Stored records
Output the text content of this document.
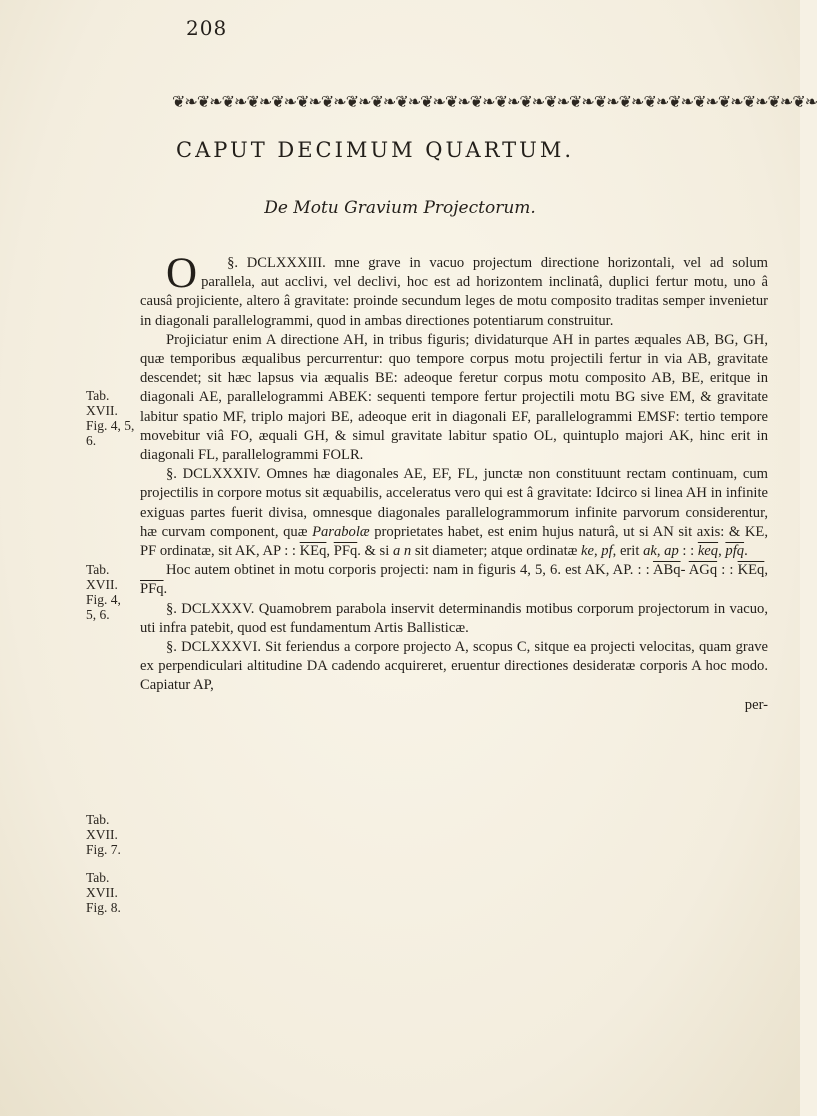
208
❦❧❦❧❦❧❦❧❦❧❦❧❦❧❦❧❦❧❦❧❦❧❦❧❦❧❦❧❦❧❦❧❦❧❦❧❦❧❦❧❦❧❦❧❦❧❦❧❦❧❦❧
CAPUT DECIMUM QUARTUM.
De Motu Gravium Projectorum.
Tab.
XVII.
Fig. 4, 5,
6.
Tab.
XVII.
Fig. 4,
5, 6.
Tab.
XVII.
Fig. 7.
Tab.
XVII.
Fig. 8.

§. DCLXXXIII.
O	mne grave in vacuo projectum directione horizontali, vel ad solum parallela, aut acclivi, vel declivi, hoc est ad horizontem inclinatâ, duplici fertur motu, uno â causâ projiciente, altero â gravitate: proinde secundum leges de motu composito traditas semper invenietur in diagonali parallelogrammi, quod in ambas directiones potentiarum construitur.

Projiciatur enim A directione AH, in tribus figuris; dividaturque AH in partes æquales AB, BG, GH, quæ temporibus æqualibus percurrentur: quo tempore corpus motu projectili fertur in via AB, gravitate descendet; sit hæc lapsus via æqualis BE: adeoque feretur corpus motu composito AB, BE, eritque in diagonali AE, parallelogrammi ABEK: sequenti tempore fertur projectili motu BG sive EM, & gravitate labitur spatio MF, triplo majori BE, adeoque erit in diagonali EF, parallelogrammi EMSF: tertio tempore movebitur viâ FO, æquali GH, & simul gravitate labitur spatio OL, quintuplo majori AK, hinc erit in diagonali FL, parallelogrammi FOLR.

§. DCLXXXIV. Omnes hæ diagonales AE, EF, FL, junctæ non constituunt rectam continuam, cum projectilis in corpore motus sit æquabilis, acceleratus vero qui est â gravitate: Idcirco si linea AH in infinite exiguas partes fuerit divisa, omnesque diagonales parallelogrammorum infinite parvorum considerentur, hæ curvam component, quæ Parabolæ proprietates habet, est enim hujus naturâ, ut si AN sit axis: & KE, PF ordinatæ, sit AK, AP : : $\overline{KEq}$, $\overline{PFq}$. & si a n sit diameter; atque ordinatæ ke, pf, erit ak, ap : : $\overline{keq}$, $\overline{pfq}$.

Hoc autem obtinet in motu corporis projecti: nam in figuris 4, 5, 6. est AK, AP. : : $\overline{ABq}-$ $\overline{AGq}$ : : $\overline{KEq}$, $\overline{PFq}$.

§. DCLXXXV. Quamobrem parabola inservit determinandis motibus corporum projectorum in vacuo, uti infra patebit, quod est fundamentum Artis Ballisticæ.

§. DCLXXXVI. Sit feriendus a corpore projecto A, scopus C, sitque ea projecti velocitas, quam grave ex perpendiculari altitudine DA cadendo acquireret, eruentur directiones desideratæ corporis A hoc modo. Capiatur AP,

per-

...

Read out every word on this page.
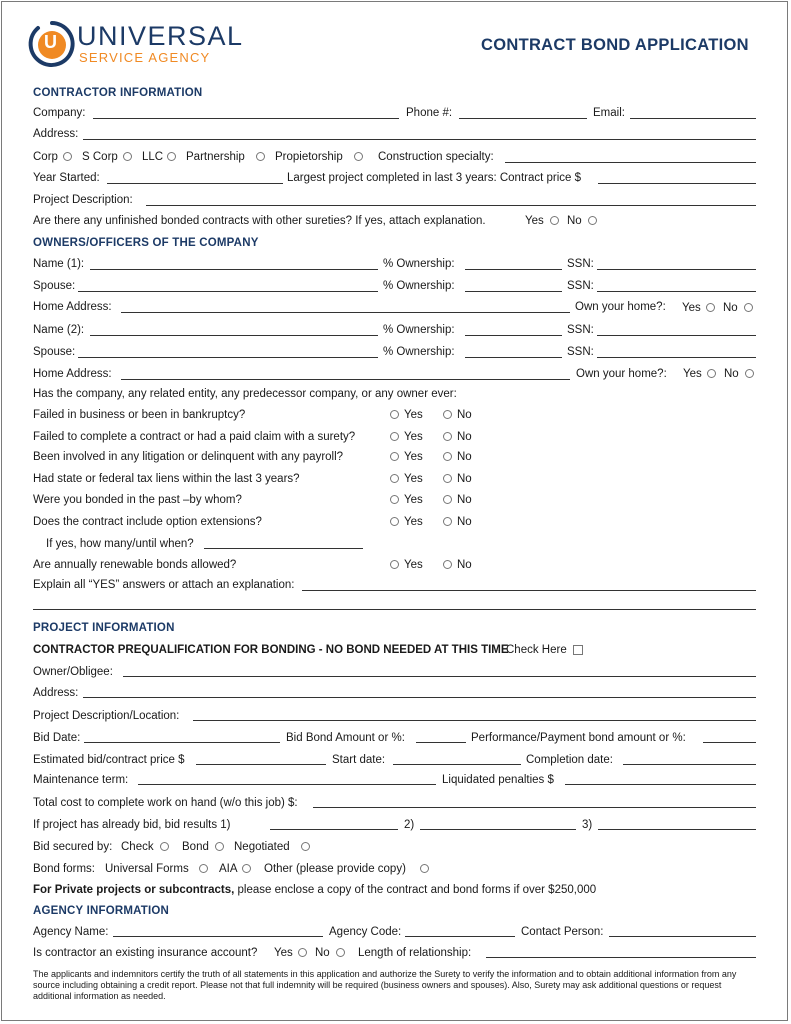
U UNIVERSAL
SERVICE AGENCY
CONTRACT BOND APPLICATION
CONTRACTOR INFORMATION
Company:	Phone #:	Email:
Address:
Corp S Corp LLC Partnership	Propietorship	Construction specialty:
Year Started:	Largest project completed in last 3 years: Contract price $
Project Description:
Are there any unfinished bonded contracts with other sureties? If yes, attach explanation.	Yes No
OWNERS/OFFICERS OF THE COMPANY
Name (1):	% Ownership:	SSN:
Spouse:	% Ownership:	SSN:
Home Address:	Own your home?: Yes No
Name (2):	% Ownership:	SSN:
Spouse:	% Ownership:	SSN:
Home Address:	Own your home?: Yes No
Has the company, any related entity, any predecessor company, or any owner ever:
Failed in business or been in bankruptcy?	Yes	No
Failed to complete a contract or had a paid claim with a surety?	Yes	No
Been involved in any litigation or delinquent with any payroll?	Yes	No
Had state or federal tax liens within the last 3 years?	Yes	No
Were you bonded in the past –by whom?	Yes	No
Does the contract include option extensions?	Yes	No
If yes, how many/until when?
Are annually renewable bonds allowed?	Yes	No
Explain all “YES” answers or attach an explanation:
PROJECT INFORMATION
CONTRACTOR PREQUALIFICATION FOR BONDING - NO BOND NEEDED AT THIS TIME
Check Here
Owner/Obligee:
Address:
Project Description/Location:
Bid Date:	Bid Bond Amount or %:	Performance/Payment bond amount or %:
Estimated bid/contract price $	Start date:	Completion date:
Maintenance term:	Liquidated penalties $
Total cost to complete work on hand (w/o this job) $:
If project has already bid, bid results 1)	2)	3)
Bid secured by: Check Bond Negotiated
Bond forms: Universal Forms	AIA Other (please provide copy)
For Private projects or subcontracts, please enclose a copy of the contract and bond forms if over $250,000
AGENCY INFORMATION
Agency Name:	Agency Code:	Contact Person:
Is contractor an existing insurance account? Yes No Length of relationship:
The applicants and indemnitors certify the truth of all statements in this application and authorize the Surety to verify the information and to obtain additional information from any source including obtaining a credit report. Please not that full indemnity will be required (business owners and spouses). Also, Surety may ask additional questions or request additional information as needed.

_PROMPT_. Reply with nothing but the number of lines in the data above that contain "directiones".

_THE COMPLETED TASK_. 2